▶ _Set task_
Write out every line of the items below as a numbered list with blank lines left out. Omit the pictures.

▶ _A run of items_
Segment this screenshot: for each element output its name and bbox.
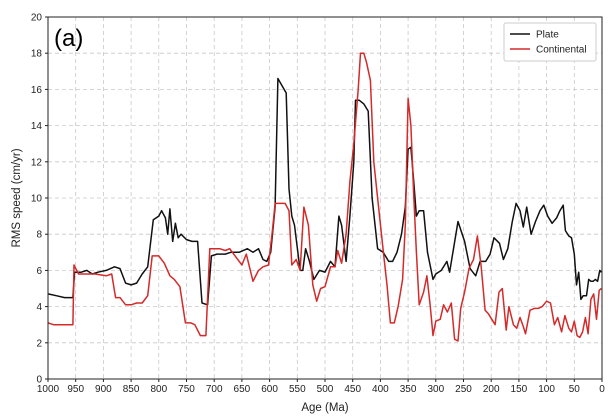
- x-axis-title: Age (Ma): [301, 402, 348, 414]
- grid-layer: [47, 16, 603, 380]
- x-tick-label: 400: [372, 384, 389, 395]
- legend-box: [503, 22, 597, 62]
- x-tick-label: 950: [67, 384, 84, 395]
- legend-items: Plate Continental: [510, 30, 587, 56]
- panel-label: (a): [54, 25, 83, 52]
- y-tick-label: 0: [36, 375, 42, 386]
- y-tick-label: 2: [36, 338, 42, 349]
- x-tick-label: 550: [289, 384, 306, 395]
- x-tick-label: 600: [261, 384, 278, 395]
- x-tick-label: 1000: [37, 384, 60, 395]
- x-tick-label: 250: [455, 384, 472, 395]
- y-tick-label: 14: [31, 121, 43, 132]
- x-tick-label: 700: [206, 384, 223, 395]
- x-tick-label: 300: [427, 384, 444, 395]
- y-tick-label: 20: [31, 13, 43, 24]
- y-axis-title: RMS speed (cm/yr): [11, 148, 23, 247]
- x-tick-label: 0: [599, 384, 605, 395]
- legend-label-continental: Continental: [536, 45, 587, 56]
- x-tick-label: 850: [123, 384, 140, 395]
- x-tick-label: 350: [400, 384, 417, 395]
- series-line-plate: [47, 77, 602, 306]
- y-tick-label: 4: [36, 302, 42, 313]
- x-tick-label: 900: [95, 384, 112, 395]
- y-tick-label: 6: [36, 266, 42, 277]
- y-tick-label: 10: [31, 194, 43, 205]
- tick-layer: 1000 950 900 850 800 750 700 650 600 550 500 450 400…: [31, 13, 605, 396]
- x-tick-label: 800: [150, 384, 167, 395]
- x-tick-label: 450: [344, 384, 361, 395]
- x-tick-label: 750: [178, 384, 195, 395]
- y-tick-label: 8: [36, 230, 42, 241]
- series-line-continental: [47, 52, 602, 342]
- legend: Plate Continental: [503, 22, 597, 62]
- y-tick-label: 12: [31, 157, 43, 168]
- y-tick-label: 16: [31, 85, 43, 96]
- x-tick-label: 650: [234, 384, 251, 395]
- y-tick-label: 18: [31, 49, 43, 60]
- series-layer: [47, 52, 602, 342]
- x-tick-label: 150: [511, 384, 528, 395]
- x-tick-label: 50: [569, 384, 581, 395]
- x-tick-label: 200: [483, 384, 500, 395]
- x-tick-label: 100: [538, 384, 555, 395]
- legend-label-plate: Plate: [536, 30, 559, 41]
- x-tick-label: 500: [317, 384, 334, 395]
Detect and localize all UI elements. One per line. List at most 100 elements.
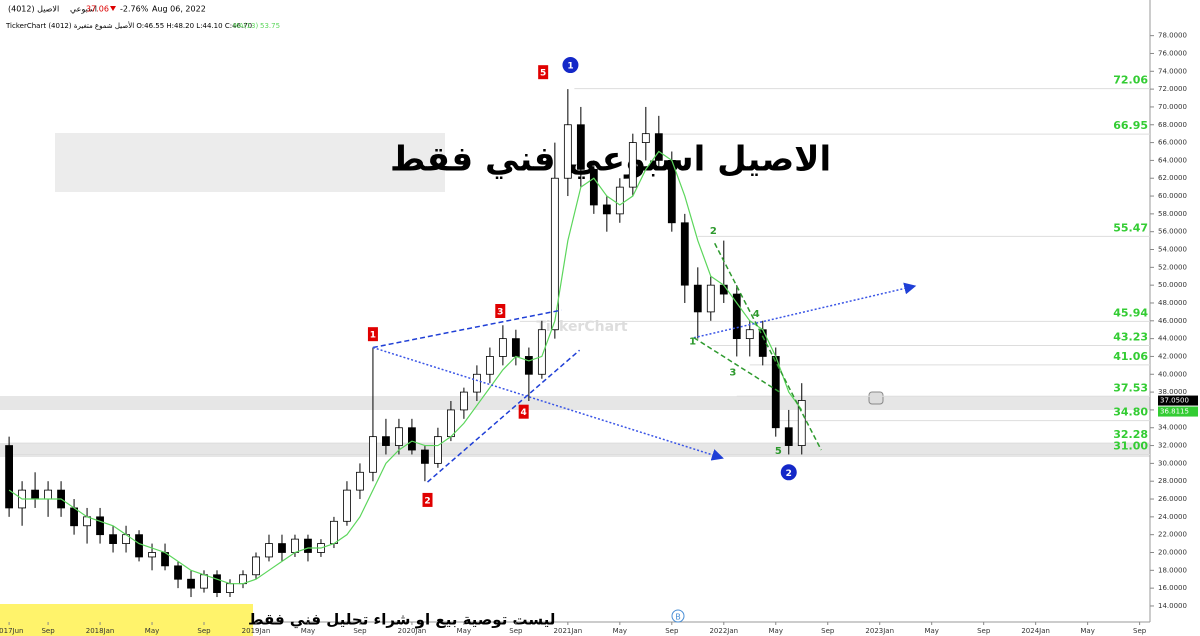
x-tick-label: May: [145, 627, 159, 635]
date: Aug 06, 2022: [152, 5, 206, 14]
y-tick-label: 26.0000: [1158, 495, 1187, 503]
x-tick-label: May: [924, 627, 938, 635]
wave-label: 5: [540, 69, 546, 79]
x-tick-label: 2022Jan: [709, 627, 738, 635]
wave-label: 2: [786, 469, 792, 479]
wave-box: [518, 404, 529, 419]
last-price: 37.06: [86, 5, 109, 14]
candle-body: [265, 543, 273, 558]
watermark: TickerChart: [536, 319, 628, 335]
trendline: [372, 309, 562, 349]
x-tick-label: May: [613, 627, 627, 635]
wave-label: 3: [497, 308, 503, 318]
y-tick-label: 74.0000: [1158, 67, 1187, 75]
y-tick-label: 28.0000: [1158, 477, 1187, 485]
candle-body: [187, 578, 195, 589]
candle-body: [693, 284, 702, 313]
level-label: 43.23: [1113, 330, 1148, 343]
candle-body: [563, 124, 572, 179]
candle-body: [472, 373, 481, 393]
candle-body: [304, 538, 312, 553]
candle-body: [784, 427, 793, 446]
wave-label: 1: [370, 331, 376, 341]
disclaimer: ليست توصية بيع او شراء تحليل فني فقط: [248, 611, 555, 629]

▶ _Full answer_
1. Segment this screenshot: for each element output its name and bbox.
2. - x-axis-title: Age (Ma): [301, 402, 348, 414]
3. - grid-layer: [47, 16, 603, 380]
4. - x-tick-label: 400: [372, 384, 389, 395]
5. - legend-box: [503, 22, 597, 62]
6. - x-tick-label: 950: [67, 384, 84, 395]
7. - legend-items: Plate Continental: [510, 30, 587, 56]
8. - panel-label: (a): [54, 25, 83, 52]
9. - y-tick-label: 0: [36, 375, 42, 386]
10. - y-tick-label: 2: [36, 338, 42, 349]
11. - x-tick-label: 550: [289, 384, 306, 395]
12. - x-tick-label: 600: [261, 384, 278, 395]
13. - x-tick-label: 1000: [37, 384, 60, 395]
14. - x-tick-label: 250: [455, 384, 472, 395]
15. - y-tick-label: 14: [31, 121, 43, 132]
16. - x-tick-label: 700: [206, 384, 223, 395]
17. - x-tick-label: 300: [427, 384, 444, 395]
18. - y-tick-label: 20: [31, 13, 43, 24]
19. - y-axis-title: RMS speed (cm/yr): [11, 148, 23, 247]
20. - x-tick-label: 0: [599, 384, 605, 395]
21. - legend-label-continental: Continental: [536, 45, 587, 56]
22. - x-tick-label: 850: [123, 384, 140, 395]
23. - x-tick-label: 350: [400, 384, 417, 395]
24. - series-line-plate: [47, 77, 602, 306]
25. - y-tick-label: 4: [36, 302, 42, 313]
26. - x-tick-label: 900: [95, 384, 112, 395]
27. - y-tick-label: 6: [36, 266, 42, 277]
28. - y-tick-label: 10: [31, 194, 43, 205]
29. - tick-layer: 1000 950 900 850 800 750 700 650 600 550 500 450 400…: [31, 13, 605, 396]
30. - x-tick-label: 800: [150, 384, 167, 395]
31. - x-tick-label: 450: [344, 384, 361, 395]
32. - x-tick-label: 750: [178, 384, 195, 395]
33. - y-tick-label: 8: [36, 230, 42, 241]
34. - series-line-continental: [47, 52, 602, 342]
35. - legend: Plate Continental: [503, 22, 597, 62]
36. - y-tick-label: 12: [31, 157, 43, 168]
37. - y-tick-label: 16: [31, 85, 43, 96]
38. - x-tick-label: 650: [234, 384, 251, 395]
39. - y-tick-label: 18: [31, 49, 43, 60]
40. - series-layer: [47, 52, 602, 342]
41. - x-tick-label: 150: [511, 384, 528, 395]
42. - x-tick-label: 50: [569, 384, 581, 395]
43. - x-tick-label: 200: [483, 384, 500, 395]
44. - x-tick-label: 100: [538, 384, 555, 395]
45. - legend-label-plate: Plate: [536, 30, 559, 41]
46. - x-tick-label: 500: [317, 384, 334, 395]
47. Detect and localize all UI elements. One per line. List at most 100 elements.
48. x-tick-label: May: [145, 627, 159, 635]
49. date: Aug 06, 2022: [152, 5, 206, 14]
50. y-tick-label: 26.0000: [1158, 495, 1187, 503]
51. x-tick-label: May: [924, 627, 938, 635]
52. wave-label: 5: [540, 69, 546, 79]
53. x-tick-label: 2022Jan: [709, 627, 738, 635]
54. wave-label: 2: [786, 469, 792, 479]
55. wave-box: [518, 404, 529, 419]
56. last-price: 37.06: [86, 5, 109, 14]
57. candle-body: [265, 543, 273, 558]
58. watermark: TickerChart: [536, 319, 628, 335]
59. trendline: [372, 309, 562, 349]
60. x-tick-label: May: [613, 627, 627, 635]
61. wave-label: 3: [497, 308, 503, 318]
62. y-tick-label: 74.0000: [1158, 67, 1187, 75]
63. y-tick-label: 28.0000: [1158, 477, 1187, 485]
64. candle-body: [187, 578, 195, 589]
65. candle-body: [693, 284, 702, 313]
66. level-label: 43.23: [1113, 330, 1148, 343]
67. candle-body: [563, 124, 572, 179]
68. candle-body: [472, 373, 481, 393]
69. candle-body: [304, 538, 312, 553]
70. candle-body: [784, 427, 793, 446]
71. wave-label: 1: [370, 331, 376, 341]
72. disclaimer: ليست توصية بيع او شراء تحليل فني فقط: [248, 611, 555, 629]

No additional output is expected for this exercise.